◆ **Your goal**:
Starting from the first line of the data and stopping after the line that contains "- headphones-icon[interactable]: [35, 4, 61, 27]", give those lines as a JSON list of strings, one string per line, leaving out any blank lines.

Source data

+++

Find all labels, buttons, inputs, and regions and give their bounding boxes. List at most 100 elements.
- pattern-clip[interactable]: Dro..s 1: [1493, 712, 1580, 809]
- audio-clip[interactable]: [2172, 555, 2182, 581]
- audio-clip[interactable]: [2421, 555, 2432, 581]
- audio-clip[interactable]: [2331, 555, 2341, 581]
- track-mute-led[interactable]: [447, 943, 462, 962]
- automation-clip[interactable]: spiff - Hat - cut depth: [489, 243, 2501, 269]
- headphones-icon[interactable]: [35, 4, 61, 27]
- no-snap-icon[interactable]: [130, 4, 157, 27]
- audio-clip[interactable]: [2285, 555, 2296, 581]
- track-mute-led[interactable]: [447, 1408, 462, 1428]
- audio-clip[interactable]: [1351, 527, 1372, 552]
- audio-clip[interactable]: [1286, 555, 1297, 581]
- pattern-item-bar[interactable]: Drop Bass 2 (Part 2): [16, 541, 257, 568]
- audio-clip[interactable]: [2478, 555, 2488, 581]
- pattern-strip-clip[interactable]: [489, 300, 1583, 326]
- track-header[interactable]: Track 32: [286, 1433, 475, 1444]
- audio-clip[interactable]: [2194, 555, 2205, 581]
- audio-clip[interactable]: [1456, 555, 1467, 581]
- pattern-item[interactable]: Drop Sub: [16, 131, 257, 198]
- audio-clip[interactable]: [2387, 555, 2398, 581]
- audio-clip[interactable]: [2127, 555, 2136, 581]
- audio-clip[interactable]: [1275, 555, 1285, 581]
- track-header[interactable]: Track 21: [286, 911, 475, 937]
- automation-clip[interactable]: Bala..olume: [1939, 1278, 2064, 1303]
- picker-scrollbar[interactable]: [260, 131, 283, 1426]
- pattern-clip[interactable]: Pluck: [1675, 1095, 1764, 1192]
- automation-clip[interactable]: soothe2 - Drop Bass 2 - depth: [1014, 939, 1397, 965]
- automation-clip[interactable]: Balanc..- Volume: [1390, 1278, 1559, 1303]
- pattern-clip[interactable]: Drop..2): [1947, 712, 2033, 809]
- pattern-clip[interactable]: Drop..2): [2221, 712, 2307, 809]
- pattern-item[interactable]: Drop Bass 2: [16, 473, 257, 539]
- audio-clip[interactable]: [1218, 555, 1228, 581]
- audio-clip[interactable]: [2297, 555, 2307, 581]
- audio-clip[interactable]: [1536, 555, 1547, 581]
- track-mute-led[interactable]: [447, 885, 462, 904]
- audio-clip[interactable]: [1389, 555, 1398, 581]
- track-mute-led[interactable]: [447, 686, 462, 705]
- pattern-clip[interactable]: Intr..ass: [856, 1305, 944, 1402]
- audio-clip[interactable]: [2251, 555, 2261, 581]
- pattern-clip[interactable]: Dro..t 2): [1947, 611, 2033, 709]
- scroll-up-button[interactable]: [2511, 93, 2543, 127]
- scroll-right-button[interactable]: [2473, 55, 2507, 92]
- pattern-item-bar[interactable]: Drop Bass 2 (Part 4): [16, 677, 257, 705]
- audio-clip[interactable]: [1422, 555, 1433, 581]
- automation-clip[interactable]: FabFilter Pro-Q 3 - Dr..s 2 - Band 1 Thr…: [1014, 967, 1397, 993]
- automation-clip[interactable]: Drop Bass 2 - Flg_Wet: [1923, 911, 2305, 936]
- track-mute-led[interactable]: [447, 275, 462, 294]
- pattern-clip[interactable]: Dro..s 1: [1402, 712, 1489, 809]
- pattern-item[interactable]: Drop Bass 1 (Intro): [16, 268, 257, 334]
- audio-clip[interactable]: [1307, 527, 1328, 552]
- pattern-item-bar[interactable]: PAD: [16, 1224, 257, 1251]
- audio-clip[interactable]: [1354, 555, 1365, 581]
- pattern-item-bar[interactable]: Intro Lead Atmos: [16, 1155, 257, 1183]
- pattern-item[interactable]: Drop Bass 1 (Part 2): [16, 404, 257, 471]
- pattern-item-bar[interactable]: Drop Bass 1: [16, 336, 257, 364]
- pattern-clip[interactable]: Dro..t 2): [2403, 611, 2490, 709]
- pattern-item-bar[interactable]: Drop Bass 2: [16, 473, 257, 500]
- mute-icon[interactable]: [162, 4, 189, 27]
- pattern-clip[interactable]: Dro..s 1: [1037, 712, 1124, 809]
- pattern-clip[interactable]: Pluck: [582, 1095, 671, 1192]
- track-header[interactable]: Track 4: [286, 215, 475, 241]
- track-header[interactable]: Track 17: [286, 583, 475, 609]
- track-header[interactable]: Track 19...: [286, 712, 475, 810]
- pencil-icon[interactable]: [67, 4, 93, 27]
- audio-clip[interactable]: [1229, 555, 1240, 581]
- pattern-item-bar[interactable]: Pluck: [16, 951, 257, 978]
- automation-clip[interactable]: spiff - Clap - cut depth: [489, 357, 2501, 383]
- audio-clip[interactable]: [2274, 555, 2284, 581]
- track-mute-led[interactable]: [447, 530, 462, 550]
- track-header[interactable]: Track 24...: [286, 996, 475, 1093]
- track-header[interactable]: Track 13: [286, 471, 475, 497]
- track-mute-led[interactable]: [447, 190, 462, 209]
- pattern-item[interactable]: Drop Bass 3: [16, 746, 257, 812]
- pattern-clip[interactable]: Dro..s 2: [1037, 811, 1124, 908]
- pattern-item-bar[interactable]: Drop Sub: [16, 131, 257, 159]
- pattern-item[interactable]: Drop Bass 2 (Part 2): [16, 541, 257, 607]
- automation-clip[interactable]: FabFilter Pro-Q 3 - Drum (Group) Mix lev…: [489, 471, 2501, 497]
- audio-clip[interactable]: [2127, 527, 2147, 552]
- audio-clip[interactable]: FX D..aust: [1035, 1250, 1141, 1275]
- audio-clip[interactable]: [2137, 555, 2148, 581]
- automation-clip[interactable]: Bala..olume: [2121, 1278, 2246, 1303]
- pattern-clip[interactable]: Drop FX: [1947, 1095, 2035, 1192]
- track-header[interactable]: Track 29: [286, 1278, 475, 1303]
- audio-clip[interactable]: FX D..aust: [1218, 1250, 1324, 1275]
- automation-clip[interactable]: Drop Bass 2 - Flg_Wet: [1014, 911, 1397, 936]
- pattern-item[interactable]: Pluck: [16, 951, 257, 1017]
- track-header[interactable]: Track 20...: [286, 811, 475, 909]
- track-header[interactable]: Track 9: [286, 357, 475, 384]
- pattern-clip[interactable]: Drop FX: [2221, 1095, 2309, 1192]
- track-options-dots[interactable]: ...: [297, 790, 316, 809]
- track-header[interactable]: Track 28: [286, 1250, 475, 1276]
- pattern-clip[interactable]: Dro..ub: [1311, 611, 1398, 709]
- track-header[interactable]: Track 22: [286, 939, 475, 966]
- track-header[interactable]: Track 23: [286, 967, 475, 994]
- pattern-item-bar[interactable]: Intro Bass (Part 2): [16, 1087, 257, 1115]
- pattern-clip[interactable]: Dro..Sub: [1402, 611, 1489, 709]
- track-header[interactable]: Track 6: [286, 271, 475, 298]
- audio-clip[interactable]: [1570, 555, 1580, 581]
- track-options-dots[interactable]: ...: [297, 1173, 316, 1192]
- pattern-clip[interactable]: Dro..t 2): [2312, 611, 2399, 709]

+++

◆ **Solution for this task**:
[
  "Find all labels, buttons, inputs, and regions and give their bounding boxes. List at most 100 elements.",
  "- pattern-clip[interactable]: Dro..s 1: [1493, 712, 1580, 809]",
  "- audio-clip[interactable]: [2172, 555, 2182, 581]",
  "- audio-clip[interactable]: [2421, 555, 2432, 581]",
  "- audio-clip[interactable]: [2331, 555, 2341, 581]",
  "- track-mute-led[interactable]: [447, 943, 462, 962]",
  "- automation-clip[interactable]: spiff - Hat - cut depth: [489, 243, 2501, 269]",
  "- headphones-icon[interactable]: [35, 4, 61, 27]"
]